Data items
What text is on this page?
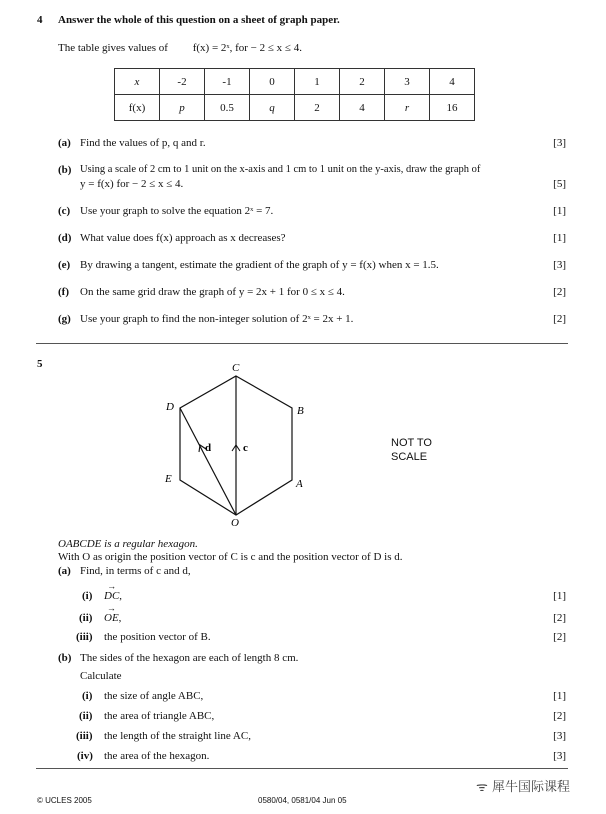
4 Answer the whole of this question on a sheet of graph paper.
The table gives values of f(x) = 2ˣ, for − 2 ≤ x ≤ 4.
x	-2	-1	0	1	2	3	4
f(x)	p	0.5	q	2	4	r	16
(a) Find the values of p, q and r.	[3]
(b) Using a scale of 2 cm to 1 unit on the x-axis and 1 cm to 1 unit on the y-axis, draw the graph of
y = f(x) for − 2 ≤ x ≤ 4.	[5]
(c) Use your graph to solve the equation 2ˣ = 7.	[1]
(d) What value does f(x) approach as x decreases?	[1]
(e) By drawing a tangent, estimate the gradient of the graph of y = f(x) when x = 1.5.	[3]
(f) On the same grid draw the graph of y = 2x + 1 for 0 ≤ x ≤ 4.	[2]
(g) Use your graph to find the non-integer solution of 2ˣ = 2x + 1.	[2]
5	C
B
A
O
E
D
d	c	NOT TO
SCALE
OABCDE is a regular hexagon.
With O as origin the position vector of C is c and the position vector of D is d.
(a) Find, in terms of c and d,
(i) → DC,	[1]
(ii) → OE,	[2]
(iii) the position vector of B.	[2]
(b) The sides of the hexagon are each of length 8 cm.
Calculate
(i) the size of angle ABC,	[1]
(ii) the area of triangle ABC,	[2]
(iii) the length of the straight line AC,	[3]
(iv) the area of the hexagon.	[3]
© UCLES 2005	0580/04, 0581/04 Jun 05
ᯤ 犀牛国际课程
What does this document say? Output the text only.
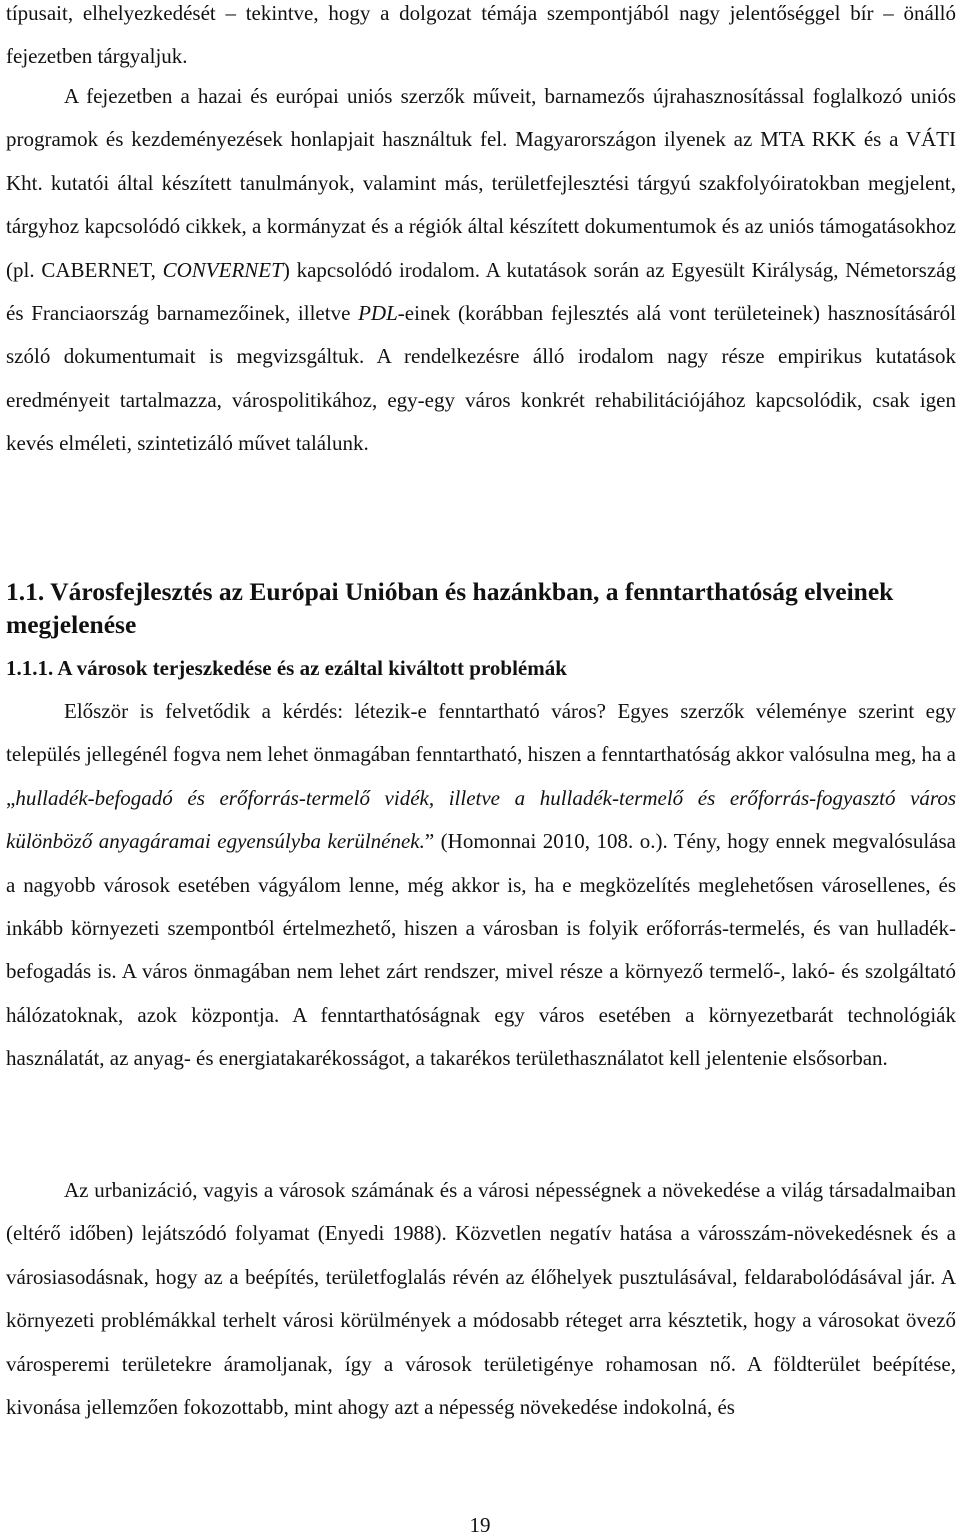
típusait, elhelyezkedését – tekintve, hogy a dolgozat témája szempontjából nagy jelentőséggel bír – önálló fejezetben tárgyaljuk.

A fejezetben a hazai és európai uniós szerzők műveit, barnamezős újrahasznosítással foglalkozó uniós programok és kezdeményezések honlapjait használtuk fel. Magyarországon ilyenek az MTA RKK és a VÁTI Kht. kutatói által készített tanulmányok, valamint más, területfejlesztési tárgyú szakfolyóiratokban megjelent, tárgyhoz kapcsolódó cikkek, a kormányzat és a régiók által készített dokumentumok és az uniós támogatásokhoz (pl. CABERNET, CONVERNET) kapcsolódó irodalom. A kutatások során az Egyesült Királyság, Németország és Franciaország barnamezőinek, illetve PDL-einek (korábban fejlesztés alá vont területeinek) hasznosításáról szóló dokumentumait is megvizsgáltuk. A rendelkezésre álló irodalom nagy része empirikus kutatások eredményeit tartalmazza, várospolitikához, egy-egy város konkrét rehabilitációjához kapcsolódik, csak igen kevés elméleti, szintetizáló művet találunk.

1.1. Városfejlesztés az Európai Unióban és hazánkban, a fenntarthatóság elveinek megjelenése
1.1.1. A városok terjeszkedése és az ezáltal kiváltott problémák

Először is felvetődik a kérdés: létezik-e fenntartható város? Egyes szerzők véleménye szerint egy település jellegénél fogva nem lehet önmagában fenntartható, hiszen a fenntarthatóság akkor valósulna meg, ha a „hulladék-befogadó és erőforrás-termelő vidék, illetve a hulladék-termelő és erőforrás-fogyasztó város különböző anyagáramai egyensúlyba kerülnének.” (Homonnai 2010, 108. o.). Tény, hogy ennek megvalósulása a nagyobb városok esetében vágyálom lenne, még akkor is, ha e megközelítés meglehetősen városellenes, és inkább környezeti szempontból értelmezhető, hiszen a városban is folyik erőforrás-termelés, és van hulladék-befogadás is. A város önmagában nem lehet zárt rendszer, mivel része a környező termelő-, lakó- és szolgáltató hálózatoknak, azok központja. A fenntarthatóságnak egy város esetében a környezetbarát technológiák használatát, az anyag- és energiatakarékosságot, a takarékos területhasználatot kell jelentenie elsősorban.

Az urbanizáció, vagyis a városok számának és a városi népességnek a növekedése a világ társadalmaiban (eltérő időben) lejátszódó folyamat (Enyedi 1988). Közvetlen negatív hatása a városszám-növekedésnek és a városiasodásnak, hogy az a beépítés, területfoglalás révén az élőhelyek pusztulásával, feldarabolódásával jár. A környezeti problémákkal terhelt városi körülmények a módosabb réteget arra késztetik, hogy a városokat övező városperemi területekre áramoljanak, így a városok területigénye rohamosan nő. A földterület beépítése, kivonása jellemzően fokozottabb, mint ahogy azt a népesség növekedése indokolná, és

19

==

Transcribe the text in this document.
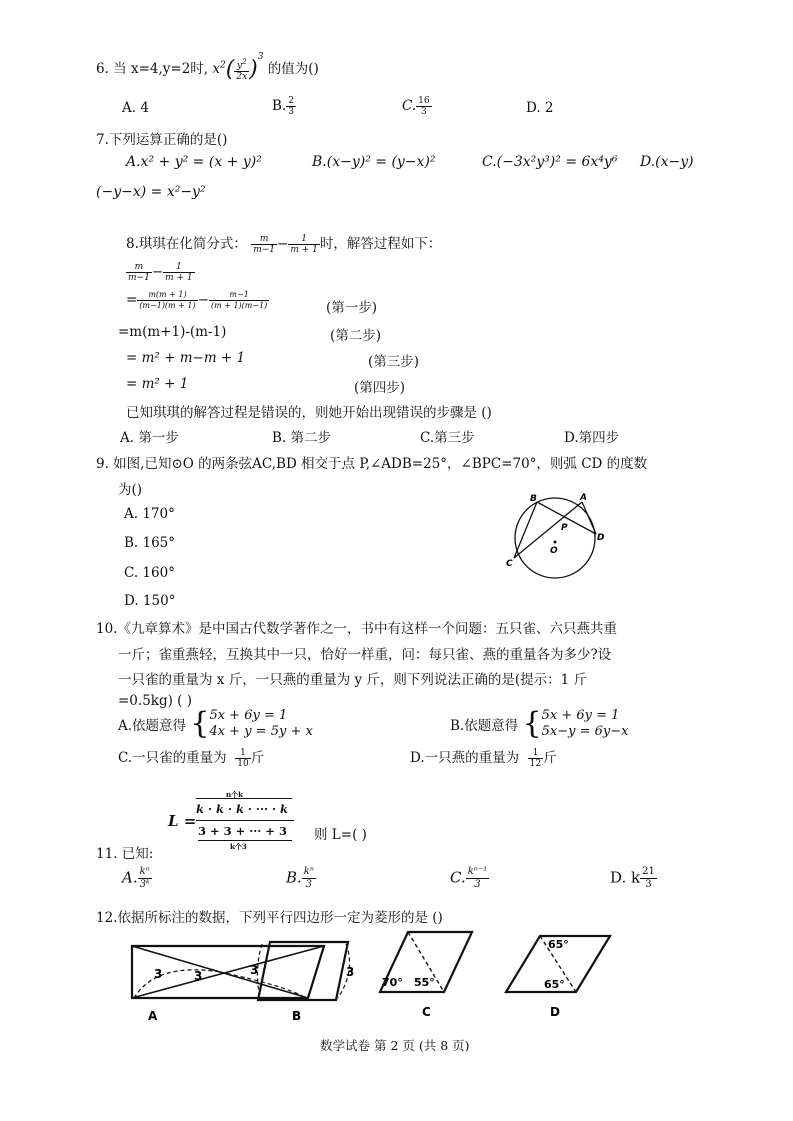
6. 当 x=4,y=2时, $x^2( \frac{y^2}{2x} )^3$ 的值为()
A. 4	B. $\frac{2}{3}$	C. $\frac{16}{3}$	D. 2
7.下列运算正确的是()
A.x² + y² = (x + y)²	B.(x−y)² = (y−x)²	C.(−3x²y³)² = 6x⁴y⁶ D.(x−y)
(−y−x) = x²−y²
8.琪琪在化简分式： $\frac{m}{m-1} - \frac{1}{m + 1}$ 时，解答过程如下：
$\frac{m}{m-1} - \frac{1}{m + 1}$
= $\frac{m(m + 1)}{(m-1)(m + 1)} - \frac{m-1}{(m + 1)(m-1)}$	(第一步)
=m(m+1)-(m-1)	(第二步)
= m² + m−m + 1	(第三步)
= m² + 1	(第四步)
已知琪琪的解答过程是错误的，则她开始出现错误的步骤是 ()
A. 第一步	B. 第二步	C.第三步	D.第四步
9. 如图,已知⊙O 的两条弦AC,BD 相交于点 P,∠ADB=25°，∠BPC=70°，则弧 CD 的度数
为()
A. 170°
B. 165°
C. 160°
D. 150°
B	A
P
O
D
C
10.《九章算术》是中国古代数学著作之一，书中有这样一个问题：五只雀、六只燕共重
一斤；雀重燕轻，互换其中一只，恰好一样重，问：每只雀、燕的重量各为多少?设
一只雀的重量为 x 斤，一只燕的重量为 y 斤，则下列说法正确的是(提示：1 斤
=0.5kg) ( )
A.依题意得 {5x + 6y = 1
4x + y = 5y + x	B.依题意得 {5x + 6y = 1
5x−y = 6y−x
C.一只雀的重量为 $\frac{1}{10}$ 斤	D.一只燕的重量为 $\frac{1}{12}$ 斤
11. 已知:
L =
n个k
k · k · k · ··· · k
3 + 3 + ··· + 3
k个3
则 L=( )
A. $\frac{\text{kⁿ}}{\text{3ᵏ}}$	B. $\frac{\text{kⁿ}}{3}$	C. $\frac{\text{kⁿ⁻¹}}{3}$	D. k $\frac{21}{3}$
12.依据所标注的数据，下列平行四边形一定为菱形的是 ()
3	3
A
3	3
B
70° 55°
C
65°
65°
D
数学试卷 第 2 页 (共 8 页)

...

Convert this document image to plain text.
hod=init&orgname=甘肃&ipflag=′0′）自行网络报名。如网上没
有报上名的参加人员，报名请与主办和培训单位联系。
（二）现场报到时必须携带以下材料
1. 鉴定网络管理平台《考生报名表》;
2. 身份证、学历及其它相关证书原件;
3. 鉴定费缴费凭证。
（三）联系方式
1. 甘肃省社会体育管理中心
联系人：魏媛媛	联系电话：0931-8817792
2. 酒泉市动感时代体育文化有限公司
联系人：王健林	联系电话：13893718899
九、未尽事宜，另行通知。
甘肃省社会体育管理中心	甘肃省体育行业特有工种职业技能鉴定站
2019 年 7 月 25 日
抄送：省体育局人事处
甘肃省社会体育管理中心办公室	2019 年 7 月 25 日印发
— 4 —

- WRITTEN INSTRUCTION: Which lines in the listing above hold the word "does"? Show each of them.

- RESPONSE FOR THIS EXERCISE:
(d) What value does f(x) approach as x decreases?	[1]
What does this document say? Output the text only.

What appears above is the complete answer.